Task description:
Write every entry out again exactly, please, and skip the pictures.

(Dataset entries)

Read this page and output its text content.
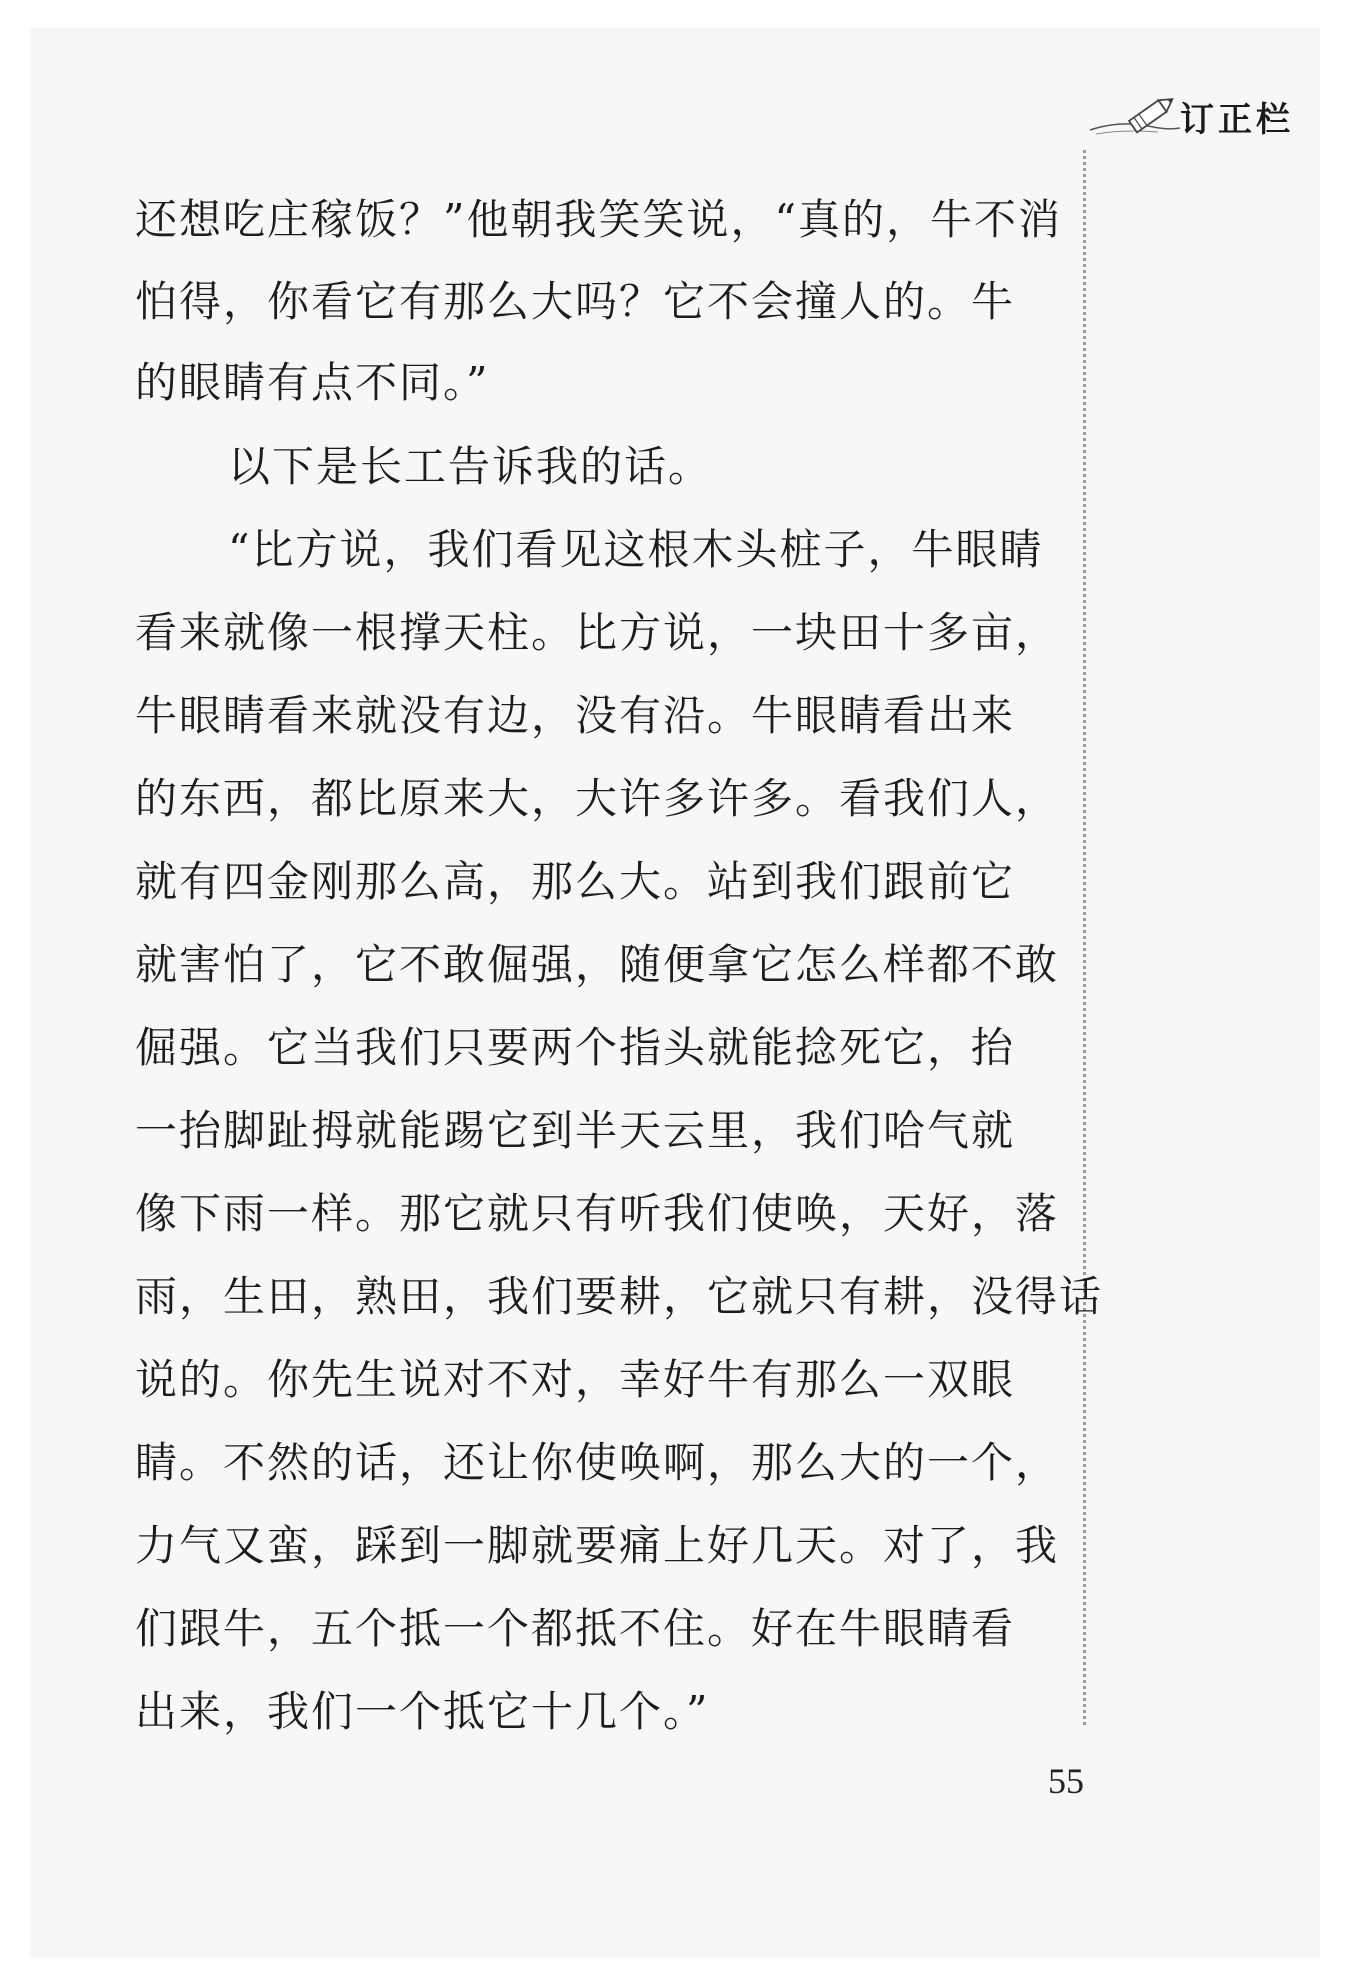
订正栏
还想吃庄稼饭？”他朝我笑笑说，“真的，牛不消
怕得，你看它有那么大吗？它不会撞人的。牛
的眼睛有点不同。”
以下是长工告诉我的话。
“比方说，我们看见这根木头桩子，牛眼睛
看来就像一根撑天柱。比方说，一块田十多亩，
牛眼睛看来就没有边，没有沿。牛眼睛看出来
的东西，都比原来大，大许多许多。看我们人，
就有四金刚那么高，那么大。站到我们跟前它
就害怕了，它不敢倔强，随便拿它怎么样都不敢
倔强。它当我们只要两个指头就能捻死它，抬
一抬脚趾拇就能踢它到半天云里，我们哈气就
像下雨一样。那它就只有听我们使唤，天好，落
雨，生田，熟田，我们要耕，它就只有耕，没得话
说的。你先生说对不对，幸好牛有那么一双眼
睛。不然的话，还让你使唤啊，那么大的一个，
力气又蛮，踩到一脚就要痛上好几天。对了，我
们跟牛，五个抵一个都抵不住。好在牛眼睛看
出来，我们一个抵它十几个。”
55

Answer in full:
Read this page and output its text content.
订正栏
还想吃庄稼饭？”他朝我笑笑说，“真的，牛不消
怕得，你看它有那么大吗？它不会撞人的。牛
的眼睛有点不同。”
以下是长工告诉我的话。
“比方说，我们看见这根木头桩子，牛眼睛
看来就像一根撑天柱。比方说，一块田十多亩，
牛眼睛看来就没有边，没有沿。牛眼睛看出来
的东西，都比原来大，大许多许多。看我们人，
就有四金刚那么高，那么大。站到我们跟前它
就害怕了，它不敢倔强，随便拿它怎么样都不敢
倔强。它当我们只要两个指头就能捻死它，抬
一抬脚趾拇就能踢它到半天云里，我们哈气就
像下雨一样。那它就只有听我们使唤，天好，落
雨，生田，熟田，我们要耕，它就只有耕，没得话
说的。你先生说对不对，幸好牛有那么一双眼
睛。不然的话，还让你使唤啊，那么大的一个，
力气又蛮，踩到一脚就要痛上好几天。对了，我
们跟牛，五个抵一个都抵不住。好在牛眼睛看
出来，我们一个抵它十几个。”
55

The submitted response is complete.